> **REQUIRED WORK**
Give every line back verbatim, dropping all images.

> **RECORDS FOR THIS TASK**
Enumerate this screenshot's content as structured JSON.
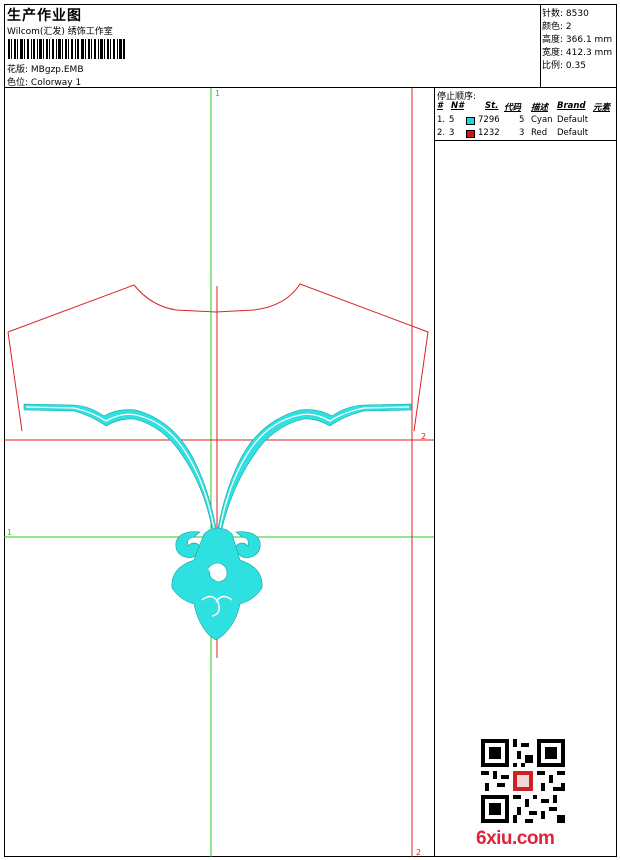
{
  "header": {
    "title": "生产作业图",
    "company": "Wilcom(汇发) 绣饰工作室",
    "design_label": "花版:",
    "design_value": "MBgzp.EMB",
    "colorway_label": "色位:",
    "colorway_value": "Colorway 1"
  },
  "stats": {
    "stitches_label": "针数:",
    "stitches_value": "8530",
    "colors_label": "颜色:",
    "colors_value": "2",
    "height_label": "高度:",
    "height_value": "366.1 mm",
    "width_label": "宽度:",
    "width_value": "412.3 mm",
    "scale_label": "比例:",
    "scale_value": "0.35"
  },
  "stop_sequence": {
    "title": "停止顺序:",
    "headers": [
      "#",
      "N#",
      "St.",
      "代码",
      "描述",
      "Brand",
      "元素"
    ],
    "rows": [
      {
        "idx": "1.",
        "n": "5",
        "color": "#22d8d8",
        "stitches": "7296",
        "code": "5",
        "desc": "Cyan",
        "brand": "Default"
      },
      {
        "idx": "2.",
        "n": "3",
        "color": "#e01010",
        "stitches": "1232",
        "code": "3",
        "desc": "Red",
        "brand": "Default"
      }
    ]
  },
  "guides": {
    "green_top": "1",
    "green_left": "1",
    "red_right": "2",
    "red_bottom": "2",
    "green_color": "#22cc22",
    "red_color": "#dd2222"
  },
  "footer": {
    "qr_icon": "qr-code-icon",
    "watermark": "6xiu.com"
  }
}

> **SOLUTION TO THE PROBLEM**
Enumerate this screenshot's content as structured JSON.
{
  "header": {
    "title": "生产作业图",
    "company": "Wilcom(汇发) 绣饰工作室",
    "design_label": "花版:",
    "design_value": "MBgzp.EMB",
    "colorway_label": "色位:",
    "colorway_value": "Colorway 1"
  },
  "stats": {
    "stitches_label": "针数:",
    "stitches_value": "8530",
    "colors_label": "颜色:",
    "colors_value": "2",
    "height_label": "高度:",
    "height_value": "366.1 mm",
    "width_label": "宽度:",
    "width_value": "412.3 mm",
    "scale_label": "比例:",
    "scale_value": "0.35"
  },
  "stop_sequence": {
    "title": "停止顺序:",
    "headers": [
      "#",
      "N#",
      "St.",
      "代码",
      "描述",
      "Brand",
      "元素"
    ],
    "rows": [
      {
        "idx": "1.",
        "n": "5",
        "color": "#22d8d8",
        "stitches": "7296",
        "code": "5",
        "desc": "Cyan",
        "brand": "Default"
      },
      {
        "idx": "2.",
        "n": "3",
        "color": "#e01010",
        "stitches": "1232",
        "code": "3",
        "desc": "Red",
        "brand": "Default"
      }
    ]
  },
  "guides": {
    "green_top": "1",
    "green_left": "1",
    "red_right": "2",
    "red_bottom": "2",
    "green_color": "#22cc22",
    "red_color": "#dd2222"
  },
  "footer": {
    "qr_icon": "qr-code-icon",
    "watermark": "6xiu.com"
  }
}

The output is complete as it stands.